#### [WHAT THIS TASK INVOLVES]
Scan the data for lines with "אנטנה" and report the count by itself.

-- start of DATA SUPPLIED --

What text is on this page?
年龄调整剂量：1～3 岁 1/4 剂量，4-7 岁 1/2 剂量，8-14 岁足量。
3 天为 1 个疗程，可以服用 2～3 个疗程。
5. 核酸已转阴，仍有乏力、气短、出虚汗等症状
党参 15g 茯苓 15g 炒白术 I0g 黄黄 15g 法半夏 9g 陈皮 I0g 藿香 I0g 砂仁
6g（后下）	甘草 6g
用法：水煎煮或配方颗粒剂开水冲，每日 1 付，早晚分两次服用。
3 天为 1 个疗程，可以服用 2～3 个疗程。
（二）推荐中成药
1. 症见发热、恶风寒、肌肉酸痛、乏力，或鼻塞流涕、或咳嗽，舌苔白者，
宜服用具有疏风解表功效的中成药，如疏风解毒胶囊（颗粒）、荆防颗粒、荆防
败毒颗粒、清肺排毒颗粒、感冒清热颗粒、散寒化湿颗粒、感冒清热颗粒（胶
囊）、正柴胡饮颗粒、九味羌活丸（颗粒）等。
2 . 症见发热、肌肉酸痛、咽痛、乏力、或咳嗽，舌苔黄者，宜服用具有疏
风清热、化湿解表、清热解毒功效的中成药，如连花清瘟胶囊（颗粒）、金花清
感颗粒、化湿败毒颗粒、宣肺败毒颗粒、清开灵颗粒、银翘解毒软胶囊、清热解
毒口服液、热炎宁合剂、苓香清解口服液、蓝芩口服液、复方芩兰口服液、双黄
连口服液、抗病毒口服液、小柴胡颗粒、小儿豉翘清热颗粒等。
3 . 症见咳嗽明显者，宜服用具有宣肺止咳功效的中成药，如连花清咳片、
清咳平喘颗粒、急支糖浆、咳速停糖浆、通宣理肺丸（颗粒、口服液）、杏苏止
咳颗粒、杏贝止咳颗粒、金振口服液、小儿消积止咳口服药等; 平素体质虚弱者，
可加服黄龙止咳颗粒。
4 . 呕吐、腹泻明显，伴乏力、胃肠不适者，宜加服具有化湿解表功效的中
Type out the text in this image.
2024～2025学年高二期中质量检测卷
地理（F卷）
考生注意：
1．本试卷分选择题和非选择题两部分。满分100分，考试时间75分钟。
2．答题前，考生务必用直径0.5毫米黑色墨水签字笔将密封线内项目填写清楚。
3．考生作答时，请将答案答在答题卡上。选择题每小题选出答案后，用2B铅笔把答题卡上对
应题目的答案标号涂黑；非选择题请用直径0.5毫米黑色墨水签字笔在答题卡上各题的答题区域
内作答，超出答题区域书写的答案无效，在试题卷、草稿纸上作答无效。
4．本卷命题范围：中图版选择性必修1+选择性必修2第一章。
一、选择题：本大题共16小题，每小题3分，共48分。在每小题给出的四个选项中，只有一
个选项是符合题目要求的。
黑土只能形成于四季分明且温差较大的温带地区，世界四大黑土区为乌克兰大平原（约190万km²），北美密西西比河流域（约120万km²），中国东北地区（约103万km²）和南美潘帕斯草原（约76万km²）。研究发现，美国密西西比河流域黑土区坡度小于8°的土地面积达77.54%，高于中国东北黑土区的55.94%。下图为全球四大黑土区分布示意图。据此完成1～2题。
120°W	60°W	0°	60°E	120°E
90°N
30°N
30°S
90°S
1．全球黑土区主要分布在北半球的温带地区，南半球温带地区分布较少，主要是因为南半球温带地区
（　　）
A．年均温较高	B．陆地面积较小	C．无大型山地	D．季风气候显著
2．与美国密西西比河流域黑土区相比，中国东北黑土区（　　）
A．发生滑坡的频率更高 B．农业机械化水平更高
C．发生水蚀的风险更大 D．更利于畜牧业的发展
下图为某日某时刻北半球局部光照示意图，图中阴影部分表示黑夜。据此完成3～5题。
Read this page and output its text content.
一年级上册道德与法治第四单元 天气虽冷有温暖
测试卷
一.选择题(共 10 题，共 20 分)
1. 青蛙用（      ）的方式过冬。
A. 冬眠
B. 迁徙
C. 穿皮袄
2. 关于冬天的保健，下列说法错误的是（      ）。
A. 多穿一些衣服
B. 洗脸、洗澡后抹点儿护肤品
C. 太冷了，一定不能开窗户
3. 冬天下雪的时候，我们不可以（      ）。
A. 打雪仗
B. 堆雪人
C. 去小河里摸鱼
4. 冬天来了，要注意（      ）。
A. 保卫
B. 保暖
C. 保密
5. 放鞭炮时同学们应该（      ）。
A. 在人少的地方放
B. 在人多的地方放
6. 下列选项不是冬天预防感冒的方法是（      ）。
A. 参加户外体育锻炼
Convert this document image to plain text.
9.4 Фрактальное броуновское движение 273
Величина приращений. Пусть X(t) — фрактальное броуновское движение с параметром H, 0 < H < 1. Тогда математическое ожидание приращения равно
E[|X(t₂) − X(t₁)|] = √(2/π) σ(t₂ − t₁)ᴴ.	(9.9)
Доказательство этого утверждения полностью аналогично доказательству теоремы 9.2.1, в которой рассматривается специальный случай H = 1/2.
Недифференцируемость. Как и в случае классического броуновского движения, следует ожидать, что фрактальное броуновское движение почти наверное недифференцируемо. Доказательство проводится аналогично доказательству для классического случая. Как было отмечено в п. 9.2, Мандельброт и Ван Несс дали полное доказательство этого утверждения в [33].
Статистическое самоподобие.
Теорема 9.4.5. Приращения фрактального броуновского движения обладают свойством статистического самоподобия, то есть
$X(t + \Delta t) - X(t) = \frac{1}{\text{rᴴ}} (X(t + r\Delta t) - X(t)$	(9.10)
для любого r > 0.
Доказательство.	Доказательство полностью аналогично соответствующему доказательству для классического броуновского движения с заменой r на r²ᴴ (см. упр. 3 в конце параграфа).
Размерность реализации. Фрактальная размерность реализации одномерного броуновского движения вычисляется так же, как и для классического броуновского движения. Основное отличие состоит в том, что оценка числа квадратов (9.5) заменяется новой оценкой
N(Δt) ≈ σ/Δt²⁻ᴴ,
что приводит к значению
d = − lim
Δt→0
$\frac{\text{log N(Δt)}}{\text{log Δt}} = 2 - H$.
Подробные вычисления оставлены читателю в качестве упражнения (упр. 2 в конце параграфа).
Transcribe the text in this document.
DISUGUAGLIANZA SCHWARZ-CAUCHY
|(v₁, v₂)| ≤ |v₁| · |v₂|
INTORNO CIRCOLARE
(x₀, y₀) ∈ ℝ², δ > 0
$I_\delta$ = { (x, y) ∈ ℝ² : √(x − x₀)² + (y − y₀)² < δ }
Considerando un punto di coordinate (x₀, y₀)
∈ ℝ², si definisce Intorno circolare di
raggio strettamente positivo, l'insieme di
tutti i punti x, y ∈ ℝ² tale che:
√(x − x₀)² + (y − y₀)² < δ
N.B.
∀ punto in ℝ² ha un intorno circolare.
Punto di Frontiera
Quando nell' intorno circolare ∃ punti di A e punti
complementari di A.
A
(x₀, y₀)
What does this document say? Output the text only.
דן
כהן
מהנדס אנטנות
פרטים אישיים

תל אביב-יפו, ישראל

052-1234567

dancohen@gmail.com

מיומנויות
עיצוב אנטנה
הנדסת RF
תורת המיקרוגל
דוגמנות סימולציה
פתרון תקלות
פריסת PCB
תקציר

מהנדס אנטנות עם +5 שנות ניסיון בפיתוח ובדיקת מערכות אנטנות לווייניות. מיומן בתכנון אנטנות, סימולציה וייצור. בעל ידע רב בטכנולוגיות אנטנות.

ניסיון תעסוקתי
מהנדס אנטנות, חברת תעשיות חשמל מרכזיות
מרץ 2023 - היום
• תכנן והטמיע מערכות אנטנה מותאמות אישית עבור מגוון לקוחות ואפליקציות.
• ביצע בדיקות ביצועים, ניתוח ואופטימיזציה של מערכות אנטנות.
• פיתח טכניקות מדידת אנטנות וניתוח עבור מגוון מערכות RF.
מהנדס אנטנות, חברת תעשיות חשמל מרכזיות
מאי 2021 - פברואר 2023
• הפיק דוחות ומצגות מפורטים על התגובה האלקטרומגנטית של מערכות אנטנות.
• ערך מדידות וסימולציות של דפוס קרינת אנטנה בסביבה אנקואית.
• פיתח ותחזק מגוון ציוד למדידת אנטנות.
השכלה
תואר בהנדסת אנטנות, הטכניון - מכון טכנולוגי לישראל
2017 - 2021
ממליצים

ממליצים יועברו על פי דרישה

-- end of DATA SUPPLIED --

#### [RESPONSE]
3